-- Start of DATA EXTRACT --
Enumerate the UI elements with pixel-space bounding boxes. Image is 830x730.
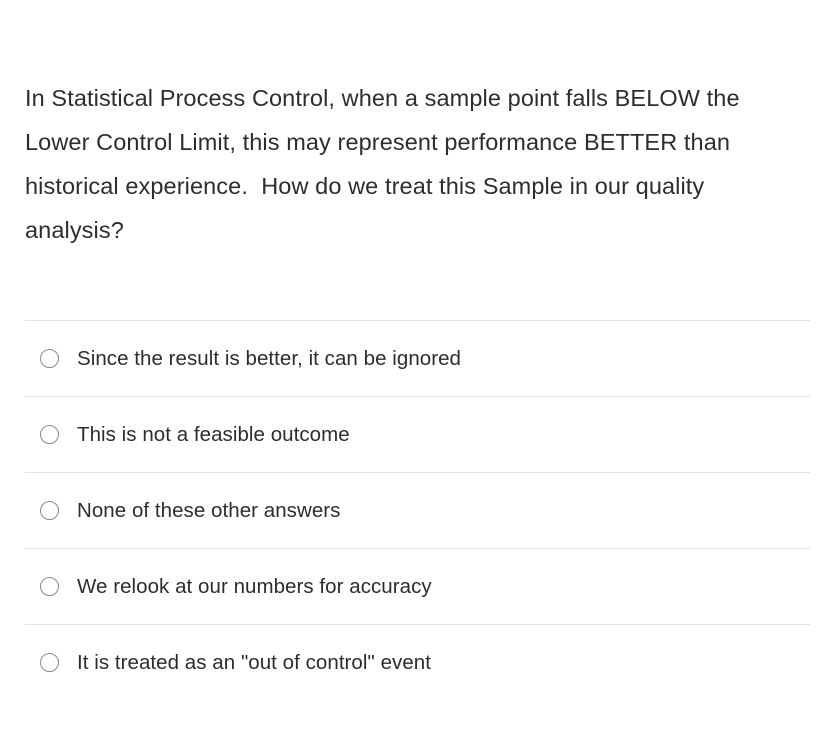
quiz-question-card: In Statistical Process Control, when a s… bbox=[0, 0, 830, 730]
radio-circle-shape bbox=[40, 349, 59, 368]
answer-option-row[interactable]: None of these other answers bbox=[25, 472, 810, 548]
radio-unselected-icon[interactable] bbox=[37, 347, 61, 371]
answer-option-label: It is treated as an "out of control" eve… bbox=[77, 650, 431, 676]
answer-option-row[interactable]: Since the result is better, it can be ig… bbox=[25, 320, 810, 396]
radio-unselected-icon[interactable] bbox=[37, 499, 61, 523]
answer-option-label: None of these other answers bbox=[77, 498, 340, 524]
answer-option-label: We relook at our numbers for accuracy bbox=[77, 574, 432, 600]
radio-circle-shape bbox=[40, 501, 59, 520]
radio-unselected-icon[interactable] bbox=[37, 651, 61, 675]
question-block: In Statistical Process Control, when a s… bbox=[25, 76, 790, 252]
radio-circle-shape bbox=[40, 425, 59, 444]
radio-unselected-icon[interactable] bbox=[37, 423, 61, 447]
radio-unselected-icon[interactable] bbox=[37, 575, 61, 599]
answer-option-row[interactable]: It is treated as an "out of control" eve… bbox=[25, 624, 810, 700]
answer-option-label: Since the result is better, it can be ig… bbox=[77, 346, 461, 372]
radio-circle-shape bbox=[40, 653, 59, 672]
answer-option-row[interactable]: We relook at our numbers for accuracy bbox=[25, 548, 810, 624]
radio-circle-shape bbox=[40, 577, 59, 596]
question-text: In Statistical Process Control, when a s… bbox=[25, 76, 790, 252]
answer-option-label: This is not a feasible outcome bbox=[77, 422, 350, 448]
answer-options-list: Since the result is better, it can be ig… bbox=[0, 320, 830, 700]
answer-option-row[interactable]: This is not a feasible outcome bbox=[25, 396, 810, 472]
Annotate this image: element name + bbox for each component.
-- End of DATA EXTRACT --
**TASK DIRECTIONS**
Rewrite all of the records above, changing every "answer-option-row" to "choice-row" and leaving everything else as it is. Leave out the pictures.

**FULL OUTPUT**
Enumerate the UI elements with pixel-space bounding boxes. Image is 830x730.
quiz-question-card: In Statistical Process Control, when a s… bbox=[0, 0, 830, 730]
radio-circle-shape bbox=[40, 349, 59, 368]
choice-row[interactable]: None of these other answers bbox=[25, 472, 810, 548]
radio-unselected-icon[interactable] bbox=[37, 347, 61, 371]
answer-option-label: It is treated as an "out of control" eve… bbox=[77, 650, 431, 676]
choice-row[interactable]: Since the result is better, it can be ig… bbox=[25, 320, 810, 396]
radio-unselected-icon[interactable] bbox=[37, 499, 61, 523]
answer-option-label: None of these other answers bbox=[77, 498, 340, 524]
answer-option-label: We relook at our numbers for accuracy bbox=[77, 574, 432, 600]
radio-circle-shape bbox=[40, 501, 59, 520]
radio-unselected-icon[interactable] bbox=[37, 651, 61, 675]
question-block: In Statistical Process Control, when a s… bbox=[25, 76, 790, 252]
radio-circle-shape bbox=[40, 425, 59, 444]
radio-unselected-icon[interactable] bbox=[37, 423, 61, 447]
radio-unselected-icon[interactable] bbox=[37, 575, 61, 599]
choice-row[interactable]: It is treated as an "out of control" eve… bbox=[25, 624, 810, 700]
answer-option-label: Since the result is better, it can be ig… bbox=[77, 346, 461, 372]
radio-circle-shape bbox=[40, 653, 59, 672]
choice-row[interactable]: We relook at our numbers for accuracy bbox=[25, 548, 810, 624]
radio-circle-shape bbox=[40, 577, 59, 596]
question-text: In Statistical Process Control, when a s… bbox=[25, 76, 790, 252]
answer-option-label: This is not a feasible outcome bbox=[77, 422, 350, 448]
answer-options-list: Since the result is better, it can be ig… bbox=[0, 320, 830, 700]
choice-row[interactable]: This is not a feasible outcome bbox=[25, 396, 810, 472]
Annotate this image: element name + bbox for each component.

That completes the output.